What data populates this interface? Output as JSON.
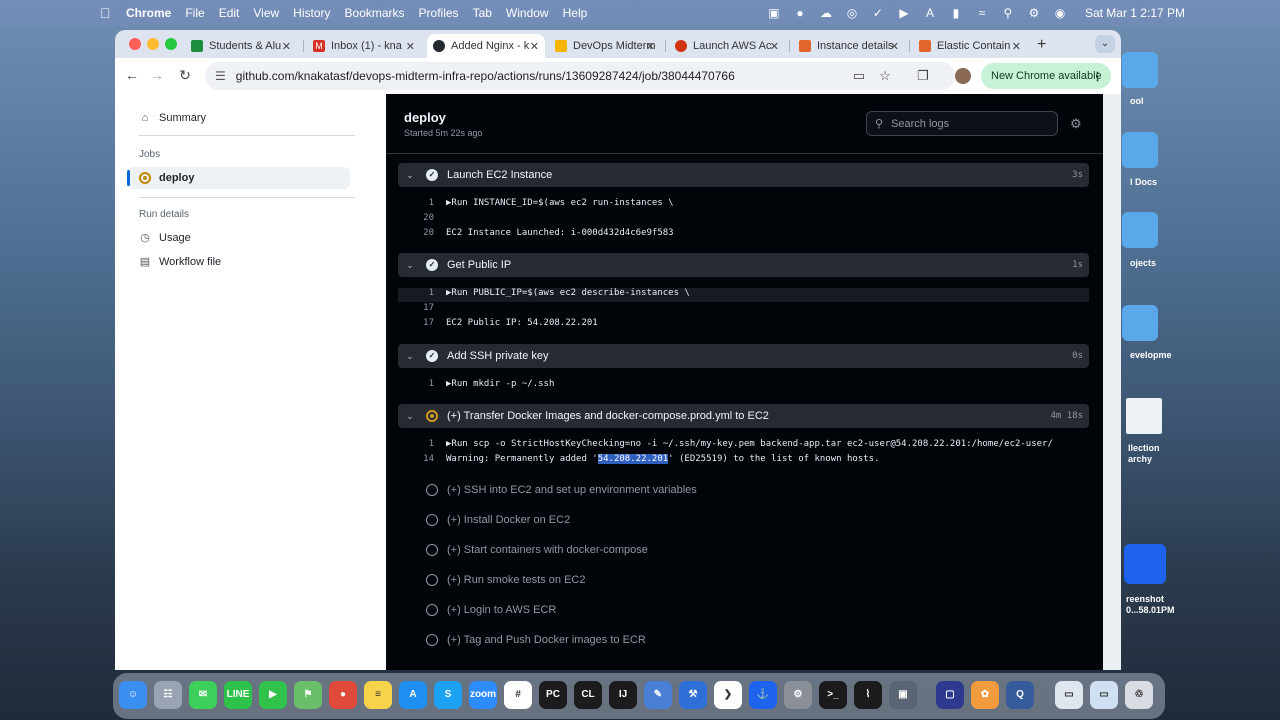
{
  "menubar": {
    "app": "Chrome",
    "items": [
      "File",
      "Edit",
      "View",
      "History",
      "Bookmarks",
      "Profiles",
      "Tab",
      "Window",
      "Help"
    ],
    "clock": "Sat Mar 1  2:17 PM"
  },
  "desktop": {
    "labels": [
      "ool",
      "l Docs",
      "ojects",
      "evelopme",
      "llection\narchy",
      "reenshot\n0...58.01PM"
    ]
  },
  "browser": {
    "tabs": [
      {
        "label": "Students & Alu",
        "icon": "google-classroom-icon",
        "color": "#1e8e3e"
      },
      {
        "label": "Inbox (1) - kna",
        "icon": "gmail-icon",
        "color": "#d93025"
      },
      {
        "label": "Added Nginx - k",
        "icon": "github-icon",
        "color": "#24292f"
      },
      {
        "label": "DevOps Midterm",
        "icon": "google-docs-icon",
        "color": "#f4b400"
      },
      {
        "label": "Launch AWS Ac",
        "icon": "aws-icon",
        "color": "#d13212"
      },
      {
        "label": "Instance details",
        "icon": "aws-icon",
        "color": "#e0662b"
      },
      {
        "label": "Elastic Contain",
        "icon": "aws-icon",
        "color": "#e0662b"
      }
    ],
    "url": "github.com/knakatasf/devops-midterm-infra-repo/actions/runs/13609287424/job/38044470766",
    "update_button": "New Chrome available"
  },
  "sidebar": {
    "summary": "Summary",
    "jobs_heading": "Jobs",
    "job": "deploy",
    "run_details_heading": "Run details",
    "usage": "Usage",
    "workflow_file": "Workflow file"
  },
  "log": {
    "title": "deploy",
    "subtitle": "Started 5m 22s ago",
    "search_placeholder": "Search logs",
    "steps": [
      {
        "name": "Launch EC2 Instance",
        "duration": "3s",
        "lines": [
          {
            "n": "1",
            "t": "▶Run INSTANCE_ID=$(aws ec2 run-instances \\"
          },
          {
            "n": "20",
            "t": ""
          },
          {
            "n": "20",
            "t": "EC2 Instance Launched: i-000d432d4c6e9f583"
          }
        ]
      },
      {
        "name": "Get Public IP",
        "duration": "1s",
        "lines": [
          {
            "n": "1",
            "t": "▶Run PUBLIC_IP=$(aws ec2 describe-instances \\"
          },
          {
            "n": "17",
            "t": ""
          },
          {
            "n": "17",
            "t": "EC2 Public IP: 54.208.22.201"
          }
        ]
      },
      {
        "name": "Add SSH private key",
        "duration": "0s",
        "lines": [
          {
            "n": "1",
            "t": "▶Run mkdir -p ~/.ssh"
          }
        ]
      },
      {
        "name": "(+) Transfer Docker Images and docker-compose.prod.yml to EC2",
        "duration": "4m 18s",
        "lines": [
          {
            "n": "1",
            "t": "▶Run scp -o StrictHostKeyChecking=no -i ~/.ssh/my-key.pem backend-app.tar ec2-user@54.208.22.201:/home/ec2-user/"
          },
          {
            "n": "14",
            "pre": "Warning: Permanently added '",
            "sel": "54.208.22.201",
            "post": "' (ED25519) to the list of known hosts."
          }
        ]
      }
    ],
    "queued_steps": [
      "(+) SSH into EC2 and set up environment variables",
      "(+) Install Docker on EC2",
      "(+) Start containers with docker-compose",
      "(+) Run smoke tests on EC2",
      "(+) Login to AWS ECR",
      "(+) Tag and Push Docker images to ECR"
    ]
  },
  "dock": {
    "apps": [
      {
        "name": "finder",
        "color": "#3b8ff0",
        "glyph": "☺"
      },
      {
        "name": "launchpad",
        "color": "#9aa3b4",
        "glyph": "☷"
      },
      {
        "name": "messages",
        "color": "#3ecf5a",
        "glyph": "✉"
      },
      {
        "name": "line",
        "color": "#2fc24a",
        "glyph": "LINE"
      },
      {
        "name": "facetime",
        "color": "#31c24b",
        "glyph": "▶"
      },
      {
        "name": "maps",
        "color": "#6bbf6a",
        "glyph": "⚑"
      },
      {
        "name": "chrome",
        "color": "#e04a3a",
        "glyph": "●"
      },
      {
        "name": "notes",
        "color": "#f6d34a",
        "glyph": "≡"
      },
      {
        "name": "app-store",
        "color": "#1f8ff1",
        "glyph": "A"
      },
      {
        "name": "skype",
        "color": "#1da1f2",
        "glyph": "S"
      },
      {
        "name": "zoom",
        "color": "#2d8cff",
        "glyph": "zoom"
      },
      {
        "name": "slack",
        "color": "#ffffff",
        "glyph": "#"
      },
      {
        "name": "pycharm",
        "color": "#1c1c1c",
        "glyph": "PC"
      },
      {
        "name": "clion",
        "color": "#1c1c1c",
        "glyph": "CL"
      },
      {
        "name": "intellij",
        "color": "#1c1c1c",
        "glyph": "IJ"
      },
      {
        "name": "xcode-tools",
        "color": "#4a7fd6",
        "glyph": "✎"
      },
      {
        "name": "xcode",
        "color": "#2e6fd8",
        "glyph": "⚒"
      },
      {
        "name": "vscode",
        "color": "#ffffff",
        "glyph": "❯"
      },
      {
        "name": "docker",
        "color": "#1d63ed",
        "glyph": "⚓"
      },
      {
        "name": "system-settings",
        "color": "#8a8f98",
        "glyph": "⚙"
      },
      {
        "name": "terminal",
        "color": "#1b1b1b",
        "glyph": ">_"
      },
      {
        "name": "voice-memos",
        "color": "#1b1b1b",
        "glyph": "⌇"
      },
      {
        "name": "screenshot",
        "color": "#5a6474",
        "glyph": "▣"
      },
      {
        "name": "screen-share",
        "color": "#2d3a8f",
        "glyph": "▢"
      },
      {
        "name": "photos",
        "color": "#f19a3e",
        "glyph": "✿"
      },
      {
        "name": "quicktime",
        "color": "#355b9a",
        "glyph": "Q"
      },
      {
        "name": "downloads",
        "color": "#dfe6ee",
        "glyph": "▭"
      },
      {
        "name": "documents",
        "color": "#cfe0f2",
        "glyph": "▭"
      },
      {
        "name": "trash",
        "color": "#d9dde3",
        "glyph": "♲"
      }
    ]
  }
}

□ □ □ □ □

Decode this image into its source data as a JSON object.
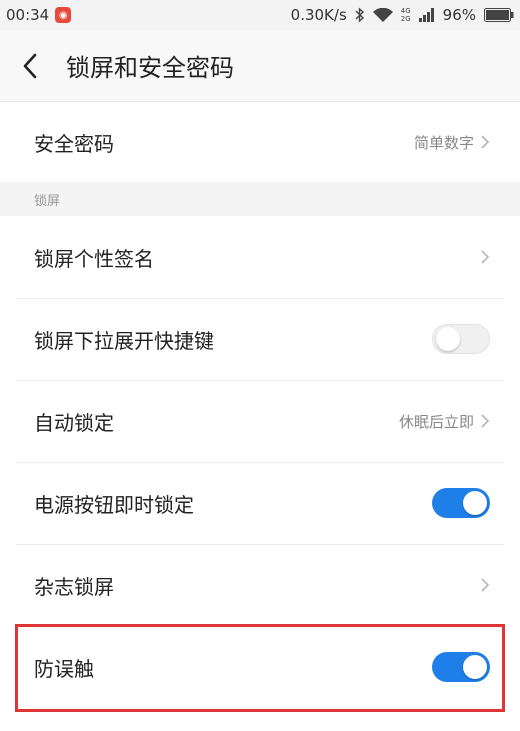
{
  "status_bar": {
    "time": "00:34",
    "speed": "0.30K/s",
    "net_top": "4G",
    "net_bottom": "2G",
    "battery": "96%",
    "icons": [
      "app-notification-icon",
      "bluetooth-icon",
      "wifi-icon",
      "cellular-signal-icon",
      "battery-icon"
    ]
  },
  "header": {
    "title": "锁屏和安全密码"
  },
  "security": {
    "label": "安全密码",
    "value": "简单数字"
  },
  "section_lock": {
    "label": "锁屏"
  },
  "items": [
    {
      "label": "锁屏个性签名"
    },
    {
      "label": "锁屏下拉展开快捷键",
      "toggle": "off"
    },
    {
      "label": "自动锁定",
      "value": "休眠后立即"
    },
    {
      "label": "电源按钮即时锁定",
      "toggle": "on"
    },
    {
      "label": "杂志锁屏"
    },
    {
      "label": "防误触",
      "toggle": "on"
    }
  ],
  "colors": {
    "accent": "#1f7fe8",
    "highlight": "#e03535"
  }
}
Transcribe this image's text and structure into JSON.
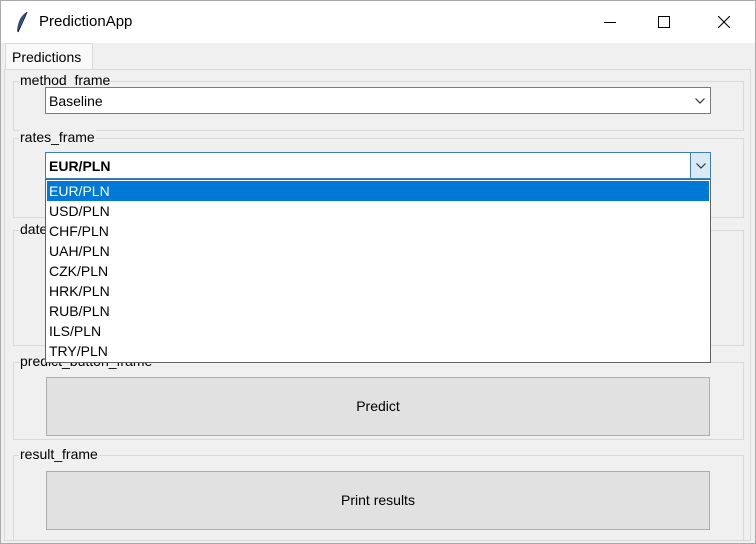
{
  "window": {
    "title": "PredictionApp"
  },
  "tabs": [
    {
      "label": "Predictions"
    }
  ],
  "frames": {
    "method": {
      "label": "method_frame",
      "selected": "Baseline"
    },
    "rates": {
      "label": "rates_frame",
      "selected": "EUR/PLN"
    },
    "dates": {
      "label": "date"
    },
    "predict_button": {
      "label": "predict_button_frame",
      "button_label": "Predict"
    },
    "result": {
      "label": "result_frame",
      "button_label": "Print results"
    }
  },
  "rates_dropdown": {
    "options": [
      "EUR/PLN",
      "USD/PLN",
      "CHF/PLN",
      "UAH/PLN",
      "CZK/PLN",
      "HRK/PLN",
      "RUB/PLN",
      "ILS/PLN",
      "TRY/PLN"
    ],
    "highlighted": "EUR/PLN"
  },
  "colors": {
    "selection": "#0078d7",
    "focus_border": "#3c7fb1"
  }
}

□ □ □ □ □

__Requirements__
Look through the data above. Copy every line with the string "instances" in it.

__Worked answer__
            "t": "▶Run INSTANCE_ID=$(aws ec2 run-instances \\"
            "t": "▶Run PUBLIC_IP=$(aws ec2 describe-instances \\"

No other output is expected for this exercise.